> **Exercise details**: Reproduce every line in the listing that contains the word "Support".

===

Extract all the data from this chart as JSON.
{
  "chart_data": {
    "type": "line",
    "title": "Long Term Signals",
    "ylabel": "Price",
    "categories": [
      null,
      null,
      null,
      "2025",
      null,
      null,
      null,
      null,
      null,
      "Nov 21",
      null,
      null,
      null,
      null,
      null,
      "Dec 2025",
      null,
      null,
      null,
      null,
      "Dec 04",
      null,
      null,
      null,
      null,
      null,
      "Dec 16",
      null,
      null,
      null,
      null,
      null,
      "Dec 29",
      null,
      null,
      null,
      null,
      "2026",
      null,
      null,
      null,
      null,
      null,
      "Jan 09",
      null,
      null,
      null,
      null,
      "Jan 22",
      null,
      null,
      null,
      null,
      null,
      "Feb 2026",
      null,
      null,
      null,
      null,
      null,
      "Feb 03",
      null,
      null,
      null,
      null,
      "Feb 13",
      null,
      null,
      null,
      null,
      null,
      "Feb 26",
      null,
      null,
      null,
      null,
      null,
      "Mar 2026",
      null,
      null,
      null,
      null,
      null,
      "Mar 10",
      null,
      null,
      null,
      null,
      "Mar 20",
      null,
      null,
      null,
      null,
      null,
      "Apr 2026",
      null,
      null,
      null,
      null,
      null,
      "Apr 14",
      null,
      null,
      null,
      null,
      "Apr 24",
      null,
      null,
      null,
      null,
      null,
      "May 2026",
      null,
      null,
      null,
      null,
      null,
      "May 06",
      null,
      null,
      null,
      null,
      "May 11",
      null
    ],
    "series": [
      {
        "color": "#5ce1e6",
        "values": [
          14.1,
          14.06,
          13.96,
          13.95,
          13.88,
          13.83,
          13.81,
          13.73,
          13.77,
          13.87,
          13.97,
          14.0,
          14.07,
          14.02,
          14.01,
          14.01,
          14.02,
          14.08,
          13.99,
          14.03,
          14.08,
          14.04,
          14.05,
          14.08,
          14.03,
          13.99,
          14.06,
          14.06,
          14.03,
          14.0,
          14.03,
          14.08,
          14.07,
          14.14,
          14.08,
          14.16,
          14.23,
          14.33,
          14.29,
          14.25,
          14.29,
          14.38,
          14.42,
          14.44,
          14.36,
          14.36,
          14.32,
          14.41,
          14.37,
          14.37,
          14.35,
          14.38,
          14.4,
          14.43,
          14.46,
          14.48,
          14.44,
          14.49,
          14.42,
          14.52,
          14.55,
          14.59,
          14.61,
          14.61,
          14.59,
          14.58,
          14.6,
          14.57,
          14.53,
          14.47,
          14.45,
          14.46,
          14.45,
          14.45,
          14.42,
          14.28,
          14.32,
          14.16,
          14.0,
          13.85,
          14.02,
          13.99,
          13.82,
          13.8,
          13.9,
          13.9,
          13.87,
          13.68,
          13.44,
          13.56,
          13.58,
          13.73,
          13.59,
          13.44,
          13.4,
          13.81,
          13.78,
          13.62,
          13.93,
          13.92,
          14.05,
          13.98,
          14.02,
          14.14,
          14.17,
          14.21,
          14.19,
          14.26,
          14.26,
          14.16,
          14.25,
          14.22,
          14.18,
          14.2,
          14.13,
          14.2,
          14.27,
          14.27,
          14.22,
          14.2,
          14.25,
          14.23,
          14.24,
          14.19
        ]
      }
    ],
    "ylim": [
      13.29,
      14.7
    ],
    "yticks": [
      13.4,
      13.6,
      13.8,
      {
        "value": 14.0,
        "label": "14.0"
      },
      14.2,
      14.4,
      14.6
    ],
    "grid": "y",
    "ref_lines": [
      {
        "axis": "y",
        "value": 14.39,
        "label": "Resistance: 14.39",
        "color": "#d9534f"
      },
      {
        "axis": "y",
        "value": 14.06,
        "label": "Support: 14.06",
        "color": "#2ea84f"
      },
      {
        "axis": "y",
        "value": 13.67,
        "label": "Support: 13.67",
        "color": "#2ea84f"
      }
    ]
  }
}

===

> **Result of the task**:
        "label": "Support: 14.06",
        "label": "Support: 13.67",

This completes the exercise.